Il motivo risulta, nel suo complesso, inammissibile.
7.1 La corte del merito ha ritenuto che la società reclamante fosse gravata di un rilevante debito tributario, iscritto a ruolo dall’Agenzia delle Entrate per €. 13.181.403,42, a cui si aggiungevano, come emergeva dalla proposta definitiva, notevoli debiti verso i dipendenti; a fronte di una simile esposizione debitoria, RAGIONE_SOCIALE poteva vantare, secondo i giudici distrettuali, un attivo costituito da crediti nominali per €. 5.000.000 (quantificati in relazione alla loro ‘ astratta esigibilità ‘), immobilizzazioni per €. 2.500.000 e liquidità di conto corrente per €. 968.274,80.
La sproporzione fra attivo e passivo nei termini così accertati è stata ritenuta sintomatica dello stato d’insolvenza già acclarato dal tribunale e dell’impossibilità per la reclamante di adempiere alle proprie obbligazioni.
La doglianza in esame censura, in primo luogo, circostanze di nessun rilievo ai fini dell’accertamento dello stato di insolvenza, non assumendo valore decisivo il fatto che la rateizzazione del debito verso l’erario fosse o meno conseguente alla transazion e fiscale e, più in generale, che la società fosse insolvente al momento della presentazione della domanda anticipata di concordato, poiché l’accertamento dello stato di insolvenza deve essere compiuto con riferimento alla situazione esistente alla data della sentenza dichiarativa di fallimento (Cass. 19790/2015).
D’altra parte, RAGIONE_SOCIALE, se proprio riteneva di non poter provvedere spontaneamente al pagamento in pendenza della domanda di concordato, avrebbe potuto richiedere l’autorizzazione al giudice delegato ex art. 182quinquies l. fall., fermo restando, comunque, che dopo la rinuncia alla domanda la sospensione dei pagamenti non era più giustificabile.

[MATERIALE FORNITO]

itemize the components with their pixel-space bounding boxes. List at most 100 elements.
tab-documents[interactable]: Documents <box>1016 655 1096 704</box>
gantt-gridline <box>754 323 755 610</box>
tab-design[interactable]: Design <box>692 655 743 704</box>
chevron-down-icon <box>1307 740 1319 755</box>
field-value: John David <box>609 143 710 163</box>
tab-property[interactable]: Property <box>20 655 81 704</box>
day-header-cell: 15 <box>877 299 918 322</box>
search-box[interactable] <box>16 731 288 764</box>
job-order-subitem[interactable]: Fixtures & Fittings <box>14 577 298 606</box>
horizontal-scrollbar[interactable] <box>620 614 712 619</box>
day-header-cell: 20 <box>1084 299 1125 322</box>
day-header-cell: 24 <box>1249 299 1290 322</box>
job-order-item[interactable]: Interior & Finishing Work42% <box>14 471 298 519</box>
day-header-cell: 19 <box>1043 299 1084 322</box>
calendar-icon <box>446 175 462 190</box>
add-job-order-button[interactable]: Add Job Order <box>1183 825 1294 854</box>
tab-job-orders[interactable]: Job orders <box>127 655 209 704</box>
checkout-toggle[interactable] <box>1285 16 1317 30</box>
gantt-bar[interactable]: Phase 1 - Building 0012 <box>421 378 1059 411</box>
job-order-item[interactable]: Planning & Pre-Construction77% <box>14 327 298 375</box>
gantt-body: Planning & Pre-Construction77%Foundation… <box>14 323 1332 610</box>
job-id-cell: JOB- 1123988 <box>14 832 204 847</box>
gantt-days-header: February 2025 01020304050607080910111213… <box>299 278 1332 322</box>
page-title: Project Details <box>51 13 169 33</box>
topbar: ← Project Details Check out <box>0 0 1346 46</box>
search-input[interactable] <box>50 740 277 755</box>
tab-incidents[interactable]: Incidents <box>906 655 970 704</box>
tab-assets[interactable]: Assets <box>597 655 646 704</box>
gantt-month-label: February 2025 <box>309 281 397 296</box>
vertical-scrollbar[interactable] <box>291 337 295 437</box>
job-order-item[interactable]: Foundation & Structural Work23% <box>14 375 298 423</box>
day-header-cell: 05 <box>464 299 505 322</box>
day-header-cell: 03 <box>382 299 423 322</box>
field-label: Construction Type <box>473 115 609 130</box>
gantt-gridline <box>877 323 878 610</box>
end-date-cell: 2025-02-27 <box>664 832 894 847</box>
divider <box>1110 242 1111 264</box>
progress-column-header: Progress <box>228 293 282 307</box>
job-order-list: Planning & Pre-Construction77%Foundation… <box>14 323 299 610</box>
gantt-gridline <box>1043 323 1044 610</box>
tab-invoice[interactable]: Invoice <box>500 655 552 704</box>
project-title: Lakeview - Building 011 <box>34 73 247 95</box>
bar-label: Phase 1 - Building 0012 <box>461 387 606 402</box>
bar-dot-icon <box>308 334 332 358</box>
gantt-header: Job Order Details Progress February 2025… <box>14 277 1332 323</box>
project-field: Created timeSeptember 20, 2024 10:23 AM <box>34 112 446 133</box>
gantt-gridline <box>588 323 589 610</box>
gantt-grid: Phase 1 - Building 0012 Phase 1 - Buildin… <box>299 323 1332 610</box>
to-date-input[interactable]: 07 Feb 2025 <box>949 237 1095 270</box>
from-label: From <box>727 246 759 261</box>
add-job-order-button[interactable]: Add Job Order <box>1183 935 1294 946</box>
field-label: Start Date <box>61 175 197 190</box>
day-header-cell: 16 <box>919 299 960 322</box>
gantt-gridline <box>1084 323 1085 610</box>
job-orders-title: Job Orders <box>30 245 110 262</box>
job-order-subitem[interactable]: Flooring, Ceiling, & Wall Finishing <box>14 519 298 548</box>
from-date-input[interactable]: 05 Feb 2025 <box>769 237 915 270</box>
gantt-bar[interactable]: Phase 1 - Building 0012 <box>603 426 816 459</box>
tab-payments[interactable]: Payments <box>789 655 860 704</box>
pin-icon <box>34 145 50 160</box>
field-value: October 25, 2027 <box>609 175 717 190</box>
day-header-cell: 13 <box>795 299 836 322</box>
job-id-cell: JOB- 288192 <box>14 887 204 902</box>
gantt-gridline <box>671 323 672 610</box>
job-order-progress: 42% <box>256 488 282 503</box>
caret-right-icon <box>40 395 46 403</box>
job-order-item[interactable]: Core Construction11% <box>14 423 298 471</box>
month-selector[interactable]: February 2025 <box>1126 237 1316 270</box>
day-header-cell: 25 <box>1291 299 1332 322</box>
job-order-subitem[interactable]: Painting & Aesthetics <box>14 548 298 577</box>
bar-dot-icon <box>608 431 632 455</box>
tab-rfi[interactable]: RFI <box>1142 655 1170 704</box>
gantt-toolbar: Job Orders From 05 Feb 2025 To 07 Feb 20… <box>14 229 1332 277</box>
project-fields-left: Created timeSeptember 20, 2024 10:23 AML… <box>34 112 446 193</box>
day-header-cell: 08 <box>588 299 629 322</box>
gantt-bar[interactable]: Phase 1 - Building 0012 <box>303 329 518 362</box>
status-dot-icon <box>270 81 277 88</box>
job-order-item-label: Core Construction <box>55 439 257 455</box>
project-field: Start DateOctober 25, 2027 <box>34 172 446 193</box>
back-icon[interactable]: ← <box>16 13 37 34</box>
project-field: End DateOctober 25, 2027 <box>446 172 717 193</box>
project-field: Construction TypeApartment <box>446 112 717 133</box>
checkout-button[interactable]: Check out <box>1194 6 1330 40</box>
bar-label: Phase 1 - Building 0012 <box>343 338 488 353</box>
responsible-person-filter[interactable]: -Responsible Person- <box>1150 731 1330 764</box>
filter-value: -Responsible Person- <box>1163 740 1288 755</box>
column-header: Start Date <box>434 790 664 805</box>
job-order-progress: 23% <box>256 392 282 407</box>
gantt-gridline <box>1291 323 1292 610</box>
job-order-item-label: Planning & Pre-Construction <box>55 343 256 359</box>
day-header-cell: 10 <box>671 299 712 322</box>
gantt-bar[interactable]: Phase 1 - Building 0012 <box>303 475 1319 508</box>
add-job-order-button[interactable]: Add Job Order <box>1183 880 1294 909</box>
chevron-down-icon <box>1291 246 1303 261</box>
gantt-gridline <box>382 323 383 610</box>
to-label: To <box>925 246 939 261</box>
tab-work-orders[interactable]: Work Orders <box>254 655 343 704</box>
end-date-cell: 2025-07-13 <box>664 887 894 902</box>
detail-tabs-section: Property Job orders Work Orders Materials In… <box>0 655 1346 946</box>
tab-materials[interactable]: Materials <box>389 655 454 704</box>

[ATTIVITÀ]
[a] Nel testo sull'insolvenza della società, a quale momento deve riferirsi l'accertamento dello stato di insolvenza?
[b] Indica se ciascuna affermazione concorda con il testo sull'insolvenza della società, rispondendo sì o no e citando le parole del testo che lo stabiliscono: (i) l'attivo della società comprendeva immobilizzazioni per €. 2.500.000; (ii) dopo la rinuncia alla domanda, la sospensione dei pagamenti restava giustificabile; (iii) il motivo viene giudicato fondato.
[c] Prosegui il testo sull'insolvenza della società a partire dall'ultima frase riportata.
I dati non hanno alcun legame con il testo sull'insolvenza della società.

[SOLUZIONI]
[a] Alla situazione esistente alla data della sentenza dichiarativa di fallimento.

[b]
(i) Sì: "immobilizzazioni per €. 2.500.000".
(ii) No: "dopo la rinuncia alla domanda la sospensione dei pagamenti non era più giustificabile".
(iii) No: "Il motivo risulta, nel suo complesso, inammissibile."

[c]
7.2 Il convincimento espresso dal giudice di merito circa la sussistenza dello stato di insolvenza (il cui significato oggettivo deriva da una valutazione circa le condizioni economiche necessarie, secondo un criterio di normalità, all’esercizio di attività economiche, si identifica con uno stato di impotenza funzionale non transitoria a soddisfare le obbligazioni inerenti all’impresa e si esprime, secondo una tipicità desumibile dai dati dell’esperienza economica, nell’incapacità di produrre beni con margine di redditività da destinare alla copertura delle esigenze di impresa, prima fra tutte l’estinzione dei debiti, nonché nell’impossibilità di ricorrere al credito a condizioni normali, senza rovinose decurtazioni del patrimonio) costituisce un tipico apprezzamento di fatto, incensurabile in cassazione, ove sorretto da motivazione esauriente e giuridicamente corretta (Cass. 7252/2014), come nel caso di specie.
7.3 Occorre, infine, ricordare che non è possibile proporre una censura per violazione e falsa applicazione degli artt. 115 e 116 cod. proc. civ. denunciando un’erronea valutazione del materiale istruttorio compiuta dal giudice di merito, in quanto una simile doglianza è esperibile solo se si alleghi che quest’ultimo abbia posto a base della decisione prove non dedotte dalle parti, ovvero disposte d’ufficio al di fuori dei limiti legali, o abbia disatteso, valutandole secondo il suo prudente apprezzamento, delle prove legali, ovvero abbia considerato come facenti piena prova, recependoli senza apprezzamento critico, elementi di prova soggetti invece a valutazione (si veda in questo senso, per tutte, Cass. 26367/2022). 8. Per tutto quanto sopra esposto, il ricorso deve essere dichiarato inammissibile.
Le spese seguono la soccombenza e si liquidano come da dispositivo.
P.Q.M.
La Corte dichiara inammissibile il ricorso e condanna la ricorrente al rimborso delle spese del giudizio di cassazione, che
liquida in € 7.200, di cui € 200 per esborsi, oltre accessori come per legge e contributo spese generali nella misura del 15%.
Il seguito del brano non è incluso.